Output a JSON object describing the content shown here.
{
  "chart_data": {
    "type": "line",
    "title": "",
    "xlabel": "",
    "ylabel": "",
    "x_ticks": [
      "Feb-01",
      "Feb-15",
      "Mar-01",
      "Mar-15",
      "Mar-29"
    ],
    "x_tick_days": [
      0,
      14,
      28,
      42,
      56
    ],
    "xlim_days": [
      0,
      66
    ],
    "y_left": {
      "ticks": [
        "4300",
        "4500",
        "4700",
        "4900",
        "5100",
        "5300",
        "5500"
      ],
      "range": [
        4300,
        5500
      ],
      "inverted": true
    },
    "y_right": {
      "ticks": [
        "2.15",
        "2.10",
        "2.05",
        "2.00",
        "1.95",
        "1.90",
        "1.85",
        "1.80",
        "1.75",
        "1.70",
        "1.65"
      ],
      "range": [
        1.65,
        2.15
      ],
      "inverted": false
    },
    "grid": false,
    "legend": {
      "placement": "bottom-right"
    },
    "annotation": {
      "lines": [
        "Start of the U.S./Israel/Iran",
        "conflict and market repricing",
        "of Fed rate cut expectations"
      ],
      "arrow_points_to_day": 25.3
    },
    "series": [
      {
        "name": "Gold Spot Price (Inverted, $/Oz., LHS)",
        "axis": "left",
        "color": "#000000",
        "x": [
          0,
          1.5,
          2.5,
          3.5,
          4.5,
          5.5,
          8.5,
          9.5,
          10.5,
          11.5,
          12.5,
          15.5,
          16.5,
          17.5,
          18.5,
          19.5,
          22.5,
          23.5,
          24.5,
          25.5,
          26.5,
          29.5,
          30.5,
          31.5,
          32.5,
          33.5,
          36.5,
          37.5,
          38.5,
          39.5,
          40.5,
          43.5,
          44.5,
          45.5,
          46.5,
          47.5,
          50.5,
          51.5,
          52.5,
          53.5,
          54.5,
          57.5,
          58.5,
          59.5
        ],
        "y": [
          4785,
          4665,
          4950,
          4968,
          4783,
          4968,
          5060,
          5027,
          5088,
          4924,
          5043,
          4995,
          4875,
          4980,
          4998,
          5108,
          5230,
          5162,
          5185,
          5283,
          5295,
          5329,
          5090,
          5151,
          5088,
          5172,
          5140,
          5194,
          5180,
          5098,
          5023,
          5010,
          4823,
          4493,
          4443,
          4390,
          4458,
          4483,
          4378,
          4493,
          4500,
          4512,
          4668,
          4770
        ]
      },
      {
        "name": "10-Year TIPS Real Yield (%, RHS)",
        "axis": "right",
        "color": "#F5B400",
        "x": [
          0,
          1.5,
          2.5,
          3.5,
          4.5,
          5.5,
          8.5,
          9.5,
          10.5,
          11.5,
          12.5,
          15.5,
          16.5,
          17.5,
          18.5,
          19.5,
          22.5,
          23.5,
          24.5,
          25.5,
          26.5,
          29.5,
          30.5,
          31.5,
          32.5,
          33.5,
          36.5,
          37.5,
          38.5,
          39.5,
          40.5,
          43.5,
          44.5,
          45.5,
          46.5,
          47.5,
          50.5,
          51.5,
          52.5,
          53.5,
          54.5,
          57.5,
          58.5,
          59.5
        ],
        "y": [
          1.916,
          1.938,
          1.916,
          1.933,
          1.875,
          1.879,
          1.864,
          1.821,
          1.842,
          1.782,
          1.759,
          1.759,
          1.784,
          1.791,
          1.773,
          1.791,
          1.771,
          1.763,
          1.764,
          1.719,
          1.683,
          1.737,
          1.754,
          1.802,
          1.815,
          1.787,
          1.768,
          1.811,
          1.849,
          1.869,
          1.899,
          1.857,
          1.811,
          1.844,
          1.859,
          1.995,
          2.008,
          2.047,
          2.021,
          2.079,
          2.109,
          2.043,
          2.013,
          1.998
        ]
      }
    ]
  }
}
****************
### WRITTEN TASK
Recopy the entries above in their entirety, exactly.

### RESULT OF THIS EXERCISE
Output a JSON object describing the content shown here.
{
  "chart_data": {
    "type": "line",
    "title": "",
    "xlabel": "",
    "ylabel": "",
    "x_ticks": [
      "Feb-01",
      "Feb-15",
      "Mar-01",
      "Mar-15",
      "Mar-29"
    ],
    "x_tick_days": [
      0,
      14,
      28,
      42,
      56
    ],
    "xlim_days": [
      0,
      66
    ],
    "y_left": {
      "ticks": [
        "4300",
        "4500",
        "4700",
        "4900",
        "5100",
        "5300",
        "5500"
      ],
      "range": [
        4300,
        5500
      ],
      "inverted": true
    },
    "y_right": {
      "ticks": [
        "2.15",
        "2.10",
        "2.05",
        "2.00",
        "1.95",
        "1.90",
        "1.85",
        "1.80",
        "1.75",
        "1.70",
        "1.65"
      ],
      "range": [
        1.65,
        2.15
      ],
      "inverted": false
    },
    "grid": false,
    "legend": {
      "placement": "bottom-right"
    },
    "annotation": {
      "lines": [
        "Start of the U.S./Israel/Iran",
        "conflict and market repricing",
        "of Fed rate cut expectations"
      ],
      "arrow_points_to_day": 25.3
    },
    "series": [
      {
        "name": "Gold Spot Price (Inverted, $/Oz., LHS)",
        "axis": "left",
        "color": "#000000",
        "x": [
          0,
          1.5,
          2.5,
          3.5,
          4.5,
          5.5,
          8.5,
          9.5,
          10.5,
          11.5,
          12.5,
          15.5,
          16.5,
          17.5,
          18.5,
          19.5,
          22.5,
          23.5,
          24.5,
          25.5,
          26.5,
          29.5,
          30.5,
          31.5,
          32.5,
          33.5,
          36.5,
          37.5,
          38.5,
          39.5,
          40.5,
          43.5,
          44.5,
          45.5,
          46.5,
          47.5,
          50.5,
          51.5,
          52.5,
          53.5,
          54.5,
          57.5,
          58.5,
          59.5
        ],
        "y": [
          4785,
          4665,
          4950,
          4968,
          4783,
          4968,
          5060,
          5027,
          5088,
          4924,
          5043,
          4995,
          4875,
          4980,
          4998,
          5108,
          5230,
          5162,
          5185,
          5283,
          5295,
          5329,
          5090,
          5151,
          5088,
          5172,
          5140,
          5194,
          5180,
          5098,
          5023,
          5010,
          4823,
          4493,
          4443,
          4390,
          4458,
          4483,
          4378,
          4493,
          4500,
          4512,
          4668,
          4770
        ]
      },
      {
        "name": "10-Year TIPS Real Yield (%, RHS)",
        "axis": "right",
        "color": "#F5B400",
        "x": [
          0,
          1.5,
          2.5,
          3.5,
          4.5,
          5.5,
          8.5,
          9.5,
          10.5,
          11.5,
          12.5,
          15.5,
          16.5,
          17.5,
          18.5,
          19.5,
          22.5,
          23.5,
          24.5,
          25.5,
          26.5,
          29.5,
          30.5,
          31.5,
          32.5,
          33.5,
          36.5,
          37.5,
          38.5,
          39.5,
          40.5,
          43.5,
          44.5,
          45.5,
          46.5,
          47.5,
          50.5,
          51.5,
          52.5,
          53.5,
          54.5,
          57.5,
          58.5,
          59.5
        ],
        "y": [
          1.916,
          1.938,
          1.916,
          1.933,
          1.875,
          1.879,
          1.864,
          1.821,
          1.842,
          1.782,
          1.759,
          1.759,
          1.784,
          1.791,
          1.773,
          1.791,
          1.771,
          1.763,
          1.764,
          1.719,
          1.683,
          1.737,
          1.754,
          1.802,
          1.815,
          1.787,
          1.768,
          1.811,
          1.849,
          1.869,
          1.899,
          1.857,
          1.811,
          1.844,
          1.859,
          1.995,
          2.008,
          2.047,
          2.021,
          2.079,
          2.109,
          2.043,
          2.013,
          1.998
        ]
      }
    ]
  }
}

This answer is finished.